Aim >> List all lines in the material below that contain "nostri".

Excerpted data >>

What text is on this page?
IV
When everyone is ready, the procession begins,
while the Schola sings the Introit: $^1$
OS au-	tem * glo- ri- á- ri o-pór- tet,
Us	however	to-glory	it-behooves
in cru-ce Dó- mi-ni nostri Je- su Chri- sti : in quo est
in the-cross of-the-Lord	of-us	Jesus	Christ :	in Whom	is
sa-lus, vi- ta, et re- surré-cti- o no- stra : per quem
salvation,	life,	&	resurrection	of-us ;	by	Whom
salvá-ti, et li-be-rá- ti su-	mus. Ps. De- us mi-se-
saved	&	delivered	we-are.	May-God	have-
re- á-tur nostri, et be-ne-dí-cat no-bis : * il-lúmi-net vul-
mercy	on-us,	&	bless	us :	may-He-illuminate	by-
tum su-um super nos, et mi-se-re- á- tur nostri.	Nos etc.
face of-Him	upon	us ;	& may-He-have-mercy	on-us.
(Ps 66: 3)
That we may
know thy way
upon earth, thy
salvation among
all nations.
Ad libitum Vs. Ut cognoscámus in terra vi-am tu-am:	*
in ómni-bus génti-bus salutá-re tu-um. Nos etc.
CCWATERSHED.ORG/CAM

Answer to this task >>
in cru-ce Dó- mi-ni nostri Je- su Chri- sti : in quo est
re- á-tur nostri, et be-ne-dí-cat no-bis : * il-lúmi-net vul-
tum su-um super nos, et mi-se-re- á- tur nostri.	Nos etc.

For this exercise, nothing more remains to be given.